> _Do this_
Render the data as a Markdown table with the columns "Row" and "Line", starting at the first line and ending with the line that contains "avatar[interactable]: SA <box>452". Leave out blank lines.
================================
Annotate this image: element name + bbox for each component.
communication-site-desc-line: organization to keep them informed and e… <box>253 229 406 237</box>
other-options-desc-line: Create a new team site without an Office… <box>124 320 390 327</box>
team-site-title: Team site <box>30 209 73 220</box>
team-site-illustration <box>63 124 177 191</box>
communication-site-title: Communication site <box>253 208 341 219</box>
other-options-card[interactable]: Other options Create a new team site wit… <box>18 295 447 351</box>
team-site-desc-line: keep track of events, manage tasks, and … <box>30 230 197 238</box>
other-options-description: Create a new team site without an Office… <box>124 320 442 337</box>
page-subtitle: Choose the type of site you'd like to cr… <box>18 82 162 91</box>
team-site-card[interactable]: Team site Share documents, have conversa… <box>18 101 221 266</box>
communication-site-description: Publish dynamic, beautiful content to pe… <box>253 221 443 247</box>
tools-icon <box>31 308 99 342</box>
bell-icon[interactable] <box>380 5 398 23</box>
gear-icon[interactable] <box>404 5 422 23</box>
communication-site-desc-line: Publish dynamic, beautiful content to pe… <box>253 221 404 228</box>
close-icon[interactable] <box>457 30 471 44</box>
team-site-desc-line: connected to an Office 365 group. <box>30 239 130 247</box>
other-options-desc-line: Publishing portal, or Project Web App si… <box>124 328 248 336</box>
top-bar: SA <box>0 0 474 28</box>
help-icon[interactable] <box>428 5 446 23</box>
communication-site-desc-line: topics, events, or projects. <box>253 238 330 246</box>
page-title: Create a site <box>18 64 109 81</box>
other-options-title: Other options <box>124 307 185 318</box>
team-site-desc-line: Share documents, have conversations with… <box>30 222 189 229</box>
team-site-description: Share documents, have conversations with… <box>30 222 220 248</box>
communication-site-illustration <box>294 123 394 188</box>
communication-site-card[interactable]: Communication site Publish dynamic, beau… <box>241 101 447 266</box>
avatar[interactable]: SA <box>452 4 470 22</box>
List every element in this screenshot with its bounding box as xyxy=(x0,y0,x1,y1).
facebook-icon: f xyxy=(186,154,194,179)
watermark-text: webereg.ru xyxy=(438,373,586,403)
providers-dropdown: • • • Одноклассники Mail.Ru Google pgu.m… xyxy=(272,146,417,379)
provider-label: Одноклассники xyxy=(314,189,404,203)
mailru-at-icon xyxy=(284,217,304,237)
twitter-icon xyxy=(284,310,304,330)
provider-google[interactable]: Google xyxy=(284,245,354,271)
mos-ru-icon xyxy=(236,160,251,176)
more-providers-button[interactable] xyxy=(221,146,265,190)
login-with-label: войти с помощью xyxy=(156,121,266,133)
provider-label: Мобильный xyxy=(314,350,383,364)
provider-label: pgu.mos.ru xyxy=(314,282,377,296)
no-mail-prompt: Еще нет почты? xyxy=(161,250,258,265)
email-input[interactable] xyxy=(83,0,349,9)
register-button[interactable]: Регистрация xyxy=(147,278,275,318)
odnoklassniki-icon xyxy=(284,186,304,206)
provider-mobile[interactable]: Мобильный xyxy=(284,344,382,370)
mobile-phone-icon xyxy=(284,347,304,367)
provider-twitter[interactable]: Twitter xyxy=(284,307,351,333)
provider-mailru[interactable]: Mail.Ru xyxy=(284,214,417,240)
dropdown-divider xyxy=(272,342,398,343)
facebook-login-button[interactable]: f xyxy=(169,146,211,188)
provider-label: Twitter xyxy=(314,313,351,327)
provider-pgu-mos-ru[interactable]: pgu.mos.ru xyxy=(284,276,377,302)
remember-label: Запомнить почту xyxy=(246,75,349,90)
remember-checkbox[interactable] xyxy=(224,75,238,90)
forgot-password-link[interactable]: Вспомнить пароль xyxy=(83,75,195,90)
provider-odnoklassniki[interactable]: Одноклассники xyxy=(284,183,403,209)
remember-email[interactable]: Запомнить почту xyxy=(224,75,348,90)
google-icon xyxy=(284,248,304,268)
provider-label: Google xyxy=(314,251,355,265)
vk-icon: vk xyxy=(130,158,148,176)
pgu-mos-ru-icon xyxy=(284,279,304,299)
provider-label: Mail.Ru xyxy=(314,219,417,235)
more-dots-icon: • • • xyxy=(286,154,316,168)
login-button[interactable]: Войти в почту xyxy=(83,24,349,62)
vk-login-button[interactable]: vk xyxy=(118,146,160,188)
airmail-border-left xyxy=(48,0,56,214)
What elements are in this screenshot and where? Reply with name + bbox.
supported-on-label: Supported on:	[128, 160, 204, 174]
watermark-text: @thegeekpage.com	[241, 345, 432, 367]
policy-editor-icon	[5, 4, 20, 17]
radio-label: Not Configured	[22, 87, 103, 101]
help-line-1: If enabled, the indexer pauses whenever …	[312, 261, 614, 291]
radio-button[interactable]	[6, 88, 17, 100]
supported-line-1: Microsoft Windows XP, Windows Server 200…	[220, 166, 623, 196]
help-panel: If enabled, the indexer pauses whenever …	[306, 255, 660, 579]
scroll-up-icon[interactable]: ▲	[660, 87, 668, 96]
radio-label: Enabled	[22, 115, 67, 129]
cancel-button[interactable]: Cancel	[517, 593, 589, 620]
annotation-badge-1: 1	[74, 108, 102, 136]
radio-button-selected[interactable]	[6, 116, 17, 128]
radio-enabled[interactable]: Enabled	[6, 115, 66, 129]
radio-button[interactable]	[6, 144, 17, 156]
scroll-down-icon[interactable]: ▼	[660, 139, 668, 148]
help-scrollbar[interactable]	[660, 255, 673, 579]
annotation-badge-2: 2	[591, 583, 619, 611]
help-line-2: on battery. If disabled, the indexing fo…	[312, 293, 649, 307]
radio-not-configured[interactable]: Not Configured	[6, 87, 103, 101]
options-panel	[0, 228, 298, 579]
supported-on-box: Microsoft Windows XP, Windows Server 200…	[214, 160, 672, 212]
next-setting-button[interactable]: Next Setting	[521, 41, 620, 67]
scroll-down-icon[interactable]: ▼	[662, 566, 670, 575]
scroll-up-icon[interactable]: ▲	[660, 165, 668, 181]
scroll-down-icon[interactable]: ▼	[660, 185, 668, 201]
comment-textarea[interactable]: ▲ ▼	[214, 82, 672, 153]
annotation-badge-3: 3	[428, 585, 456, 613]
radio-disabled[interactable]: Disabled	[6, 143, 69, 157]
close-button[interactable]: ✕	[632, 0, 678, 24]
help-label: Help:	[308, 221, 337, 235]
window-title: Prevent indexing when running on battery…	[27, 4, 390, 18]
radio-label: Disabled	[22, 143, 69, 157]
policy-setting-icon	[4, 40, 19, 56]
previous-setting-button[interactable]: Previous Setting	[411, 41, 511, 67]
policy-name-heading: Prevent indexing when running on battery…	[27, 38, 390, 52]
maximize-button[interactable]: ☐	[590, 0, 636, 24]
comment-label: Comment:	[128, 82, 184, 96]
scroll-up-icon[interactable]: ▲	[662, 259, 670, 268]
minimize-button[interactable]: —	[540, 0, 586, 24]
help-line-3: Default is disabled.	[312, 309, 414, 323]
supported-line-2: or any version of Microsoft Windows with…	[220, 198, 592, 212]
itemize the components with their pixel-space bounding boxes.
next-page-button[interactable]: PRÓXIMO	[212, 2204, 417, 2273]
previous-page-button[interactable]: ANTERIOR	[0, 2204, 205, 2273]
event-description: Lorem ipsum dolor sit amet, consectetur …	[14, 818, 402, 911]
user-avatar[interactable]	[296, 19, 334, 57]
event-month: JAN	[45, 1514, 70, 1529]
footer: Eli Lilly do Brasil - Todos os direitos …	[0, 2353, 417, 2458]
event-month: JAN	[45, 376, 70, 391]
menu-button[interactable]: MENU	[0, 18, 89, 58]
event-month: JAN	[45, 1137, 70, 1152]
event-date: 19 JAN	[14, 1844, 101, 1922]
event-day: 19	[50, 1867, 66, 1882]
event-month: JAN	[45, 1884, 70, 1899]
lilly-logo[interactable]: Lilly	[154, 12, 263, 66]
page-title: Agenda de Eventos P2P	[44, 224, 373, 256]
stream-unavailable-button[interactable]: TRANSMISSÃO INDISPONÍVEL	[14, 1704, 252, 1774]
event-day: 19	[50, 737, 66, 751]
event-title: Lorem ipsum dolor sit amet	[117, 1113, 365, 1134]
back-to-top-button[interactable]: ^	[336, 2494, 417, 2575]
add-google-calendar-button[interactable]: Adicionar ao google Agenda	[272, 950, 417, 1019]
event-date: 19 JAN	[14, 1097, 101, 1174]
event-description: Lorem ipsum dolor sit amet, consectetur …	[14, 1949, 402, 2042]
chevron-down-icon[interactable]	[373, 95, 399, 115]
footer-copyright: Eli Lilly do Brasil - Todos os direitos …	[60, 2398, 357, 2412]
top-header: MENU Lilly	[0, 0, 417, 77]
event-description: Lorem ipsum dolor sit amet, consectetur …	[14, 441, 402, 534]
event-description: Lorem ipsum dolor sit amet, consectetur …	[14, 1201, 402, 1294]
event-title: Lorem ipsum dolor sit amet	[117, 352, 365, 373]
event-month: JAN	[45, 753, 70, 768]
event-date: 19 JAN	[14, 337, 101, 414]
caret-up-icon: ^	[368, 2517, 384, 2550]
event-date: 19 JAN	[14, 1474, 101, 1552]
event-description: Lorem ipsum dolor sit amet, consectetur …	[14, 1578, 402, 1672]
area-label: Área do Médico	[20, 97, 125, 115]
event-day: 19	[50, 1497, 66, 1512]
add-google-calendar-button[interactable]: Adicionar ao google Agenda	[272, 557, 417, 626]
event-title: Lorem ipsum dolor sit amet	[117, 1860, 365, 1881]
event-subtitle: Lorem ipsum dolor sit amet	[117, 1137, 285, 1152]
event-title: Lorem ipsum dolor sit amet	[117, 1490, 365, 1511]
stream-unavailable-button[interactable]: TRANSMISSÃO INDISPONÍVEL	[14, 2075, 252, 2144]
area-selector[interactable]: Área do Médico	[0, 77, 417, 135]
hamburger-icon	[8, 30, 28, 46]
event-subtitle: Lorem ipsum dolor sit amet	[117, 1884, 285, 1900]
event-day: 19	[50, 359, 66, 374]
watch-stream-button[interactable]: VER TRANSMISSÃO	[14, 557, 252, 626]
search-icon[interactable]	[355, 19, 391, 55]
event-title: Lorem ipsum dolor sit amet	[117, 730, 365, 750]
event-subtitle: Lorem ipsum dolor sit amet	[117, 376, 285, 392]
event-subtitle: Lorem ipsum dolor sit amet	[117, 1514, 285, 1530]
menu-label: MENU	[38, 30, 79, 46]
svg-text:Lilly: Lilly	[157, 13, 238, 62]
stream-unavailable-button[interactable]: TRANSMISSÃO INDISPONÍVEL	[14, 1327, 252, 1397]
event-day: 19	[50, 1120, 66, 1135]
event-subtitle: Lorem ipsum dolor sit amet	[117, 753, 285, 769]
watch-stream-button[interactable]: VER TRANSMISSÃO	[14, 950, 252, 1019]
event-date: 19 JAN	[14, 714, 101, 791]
================================
> _Written response_
| Row | Line |
|---|---|
| 1 | Annotate this image: element name + bbox for each component. |
| 2 | communication-site-desc-line: organization to keep them informed and e… <box>253 229 406 237</box> |
| 3 | other-options-desc-line: Create a new team site without an Office… <box>124 320 390 327</box> |
| 4 | team-site-title: Team site <box>30 209 73 220</box> |
| 5 | team-site-illustration <box>63 124 177 191</box> |
| 6 | communication-site-title: Communication site <box>253 208 341 219</box> |
| 7 | other-options-card[interactable]: Other options Create a new team site wit… <box>18 295 447 351</box> |
| 8 | team-site-desc-line: keep track of events, manage tasks, and … <box>30 230 197 238</box> |
| 9 | other-options-description: Create a new team site without an Office… <box>124 320 442 337</box> |
| 10 | page-subtitle: Choose the type of site you'd like to cr… <box>18 82 162 91</box> |
| 11 | team-site-card[interactable]: Team site Share documents, have conversa… <box>18 101 221 266</box> |
| 12 | communication-site-description: Publish dynamic, beautiful content to pe… <box>253 221 443 247</box> |
| 13 | tools-icon <box>31 308 99 342</box> |
| 14 | bell-icon[interactable] <box>380 5 398 23</box> |
| 15 | gear-icon[interactable] <box>404 5 422 23</box> |
| 16 | communication-site-desc-line: Publish dynamic, beautiful content to pe… <box>253 221 404 228</box> |
| 17 | close-icon[interactable] <box>457 30 471 44</box> |
| 18 | team-site-desc-line: connected to an Office 365 group. <box>30 239 130 247</box> |
| 19 | other-options-desc-line: Publishing portal, or Project Web App si… <box>124 328 248 336</box> |
| 20 | top-bar: SA <box>0 0 474 28</box> |
| 21 | help-icon[interactable] <box>428 5 446 23</box> |
| 22 | communication-site-desc-line: topics, events, or projects. <box>253 238 330 246</box> |
| 23 | page-title: Create a site <box>18 64 109 81</box> |
| 24 | other-options-title: Other options <box>124 307 185 318</box> |
| 25 | team-site-desc-line: Share documents, have conversations with… <box>30 222 189 229</box> |
| 26 | team-site-description: Share documents, have conversations with… <box>30 222 220 248</box> |
| 27 | communication-site-illustration <box>294 123 394 188</box> |
| 28 | communication-site-card[interactable]: Communication site Publish dynamic, beau… <box>241 101 447 266</box> |
| 29 | avatar[interactable]: SA <box>452 4 470 22</box> |